Given problem A :: Pick out every line of the records that contains the string "chevron".

.....

Wednesday, July 18, 2012

MIFF 2012 Schedule

It’s that time of the year again where Melburnians (and fly-ins) take 17 days out of their lives and dedicate them to seeing as many films from as many countries as possible all in the name of MIFF. The Melbourne International Film Festival is a great time of year if you can get around the inevitable festival flu, the ridiculous art films that strive for relevance, and the diet consisting entirely of potato. Last year I saw 60 films as a part of the MIFF 60th anniversary blogathon, but this year that number will be cut significantly. I have 26 films booked so far for the festival proper, plus a couple of screeners, and a bunch of advanced media screenings so all up I’ll be doing pretty good.

Time to have a look at what I’ve got inked in to the planner, shall we?

Carré Blanc
(dir. Jean-Baptiste Léonetti)
Some sort of future love story hybrid that takes inspirationg from Soylent Green and 1984. A part of MIFF's "Night Shift" segment so its genre all the way, which is just what you want at 11.30pm on a Friday night after work, yes?
Fri 3, 11.30pm, GU5

Into the Abyss
(dir. Werner Herzog)
Herzog's death row documentary doesn't have a local distributor so that made it an even bigger must see. It's going to be a tough sit so early on in the day, but at least this film will surely feature less technical snafus than last year's screening of Cave of Forgotten Dreams. Well, here's hoping anyway.
Sat 4, 1.30pm, GU6

The Sessions
(dir. Ben Lewin)
This Sundance winner has gotten big Oscar buzz for its stars John Hawkes (in a role that feels similar to Daniel Day-Lewis in My Left Foot, he'll be up against Daniel Day-Lewis in Lincoln) and Helen Hunt, who's looking for a critical comeback as a woman who becomes a "sex surrogate".
Sat 4, 6.30pm, Hoyts

(dir. Various)
We've been excited about this film for a while and was definitely hoping it would show up in one of MIFF's late night genre slots. Lo and behold here it is. Fair warning, the MIFF guide lists the film's local distributor as Roadshow Films and given their penchant for treating genre fair with little respect, I'd suggest that MIFF will be the only place to get to see this horror anthology. The late night slot will be a hoot, surely.

.....

Given problem B :: For each statement, answer yes or no on whether it agrees with the MIFF 2012 schedule post, and quote the words from the post that decide it: (i) The writer saw 60 films at MIFF last year. (ii) Into the Abyss has a local distributor. (iii) The Sessions screens on a Sunday.

Materials provided ::
.....

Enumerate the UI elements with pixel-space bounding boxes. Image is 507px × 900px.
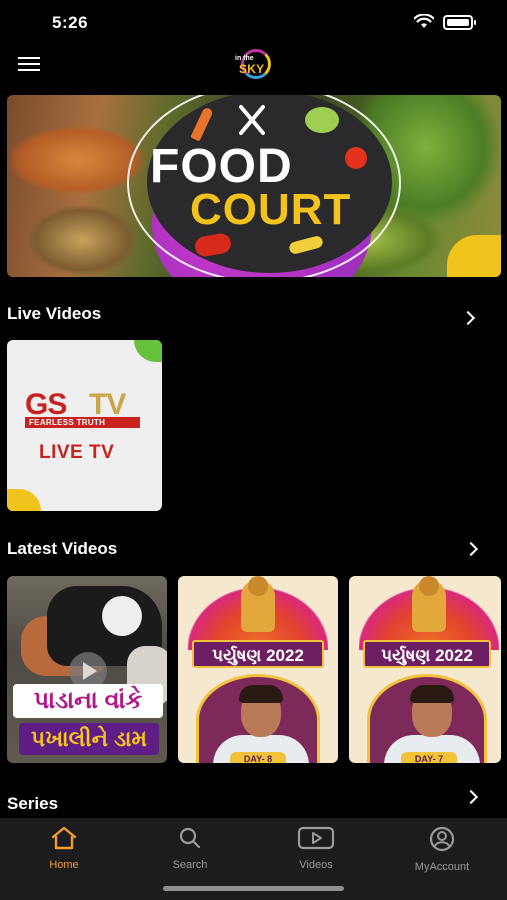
series-title: Series — [7, 794, 59, 813]
video-caption-line2: પખાલીને ડામ — [19, 723, 159, 755]
video-card[interactable]: પર્યુષણ 2022 DAY- 8 — [178, 576, 338, 763]
tab-home[interactable]: Home — [24, 826, 104, 871]
tab-myaccount-label: MyAccount — [414, 861, 470, 873]
video-caption-line1: પાડાના વાંકે — [13, 684, 163, 718]
video-day-label: DAY- 7 — [401, 752, 457, 763]
video-banner: પર્યુષણ 2022 — [363, 640, 491, 668]
account-icon — [429, 826, 455, 852]
tomato-icon — [345, 147, 367, 169]
hero-banner[interactable]: FOOD COURT — [7, 95, 501, 277]
tab-home-label: Home — [49, 859, 79, 871]
status-time: 5:26 — [52, 13, 89, 32]
fork-knife-icon — [239, 105, 265, 135]
hero-title-line2: COURT — [190, 185, 352, 234]
home-icon — [51, 826, 77, 850]
video-day-label: DAY- 8 — [230, 752, 286, 763]
live-videos-title: Live Videos — [7, 304, 102, 323]
video-icon — [297, 826, 335, 850]
latest-videos-chevron-right-icon[interactable] — [463, 541, 479, 557]
lettuce-icon — [305, 107, 339, 133]
battery-icon — [443, 15, 476, 30]
top-bar: in the SKY — [0, 48, 507, 86]
series-chevron-right-icon[interactable] — [463, 789, 479, 805]
channel-tagline: FEARLESS TRUTH — [25, 417, 140, 428]
home-indicator — [163, 886, 344, 891]
latest-videos-title: Latest Videos — [7, 539, 118, 558]
live-videos-chevron-right-icon[interactable] — [460, 310, 476, 326]
video-card[interactable]: પર્યુષણ 2022 DAY- 7 — [349, 576, 501, 763]
tab-videos-label: Videos — [299, 859, 333, 871]
video-card[interactable]: પાડાના વાંકે પખાલીને ડામ — [7, 576, 167, 763]
menu-icon[interactable] — [18, 57, 40, 73]
search-icon — [179, 827, 201, 849]
status-bar: 5:26 — [0, 0, 507, 48]
video-banner: પર્યુષણ 2022 — [192, 640, 324, 668]
tab-myaccount[interactable]: MyAccount — [402, 826, 482, 873]
tab-videos[interactable]: Videos — [276, 826, 356, 871]
live-tv-label: LIVE TV — [39, 442, 115, 463]
tab-search-label: Search — [172, 859, 208, 871]
live-tv-card[interactable]: GS TV FEARLESS TRUTH LIVE TV — [7, 340, 162, 511]
wifi-icon — [414, 14, 434, 28]
app-logo: in the SKY — [235, 49, 273, 83]
tab-search[interactable]: Search — [150, 826, 230, 871]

.....

Response A ::
latest-videos-chevron-right-icon[interactable] — [463, 541, 479, 557]
series-chevron-right-icon[interactable] — [463, 789, 479, 805]
live-videos-chevron-right-icon[interactable] — [460, 310, 476, 326]

Response B ::
(i) Yes: "Last year I saw 60 films as a part of the MIFF 60th anniversary blogathon"
(ii) No: "Herzog's death row documentary doesn't have a local distributor"
(iii) No: "Sat 4, 6.30pm, Hoyts"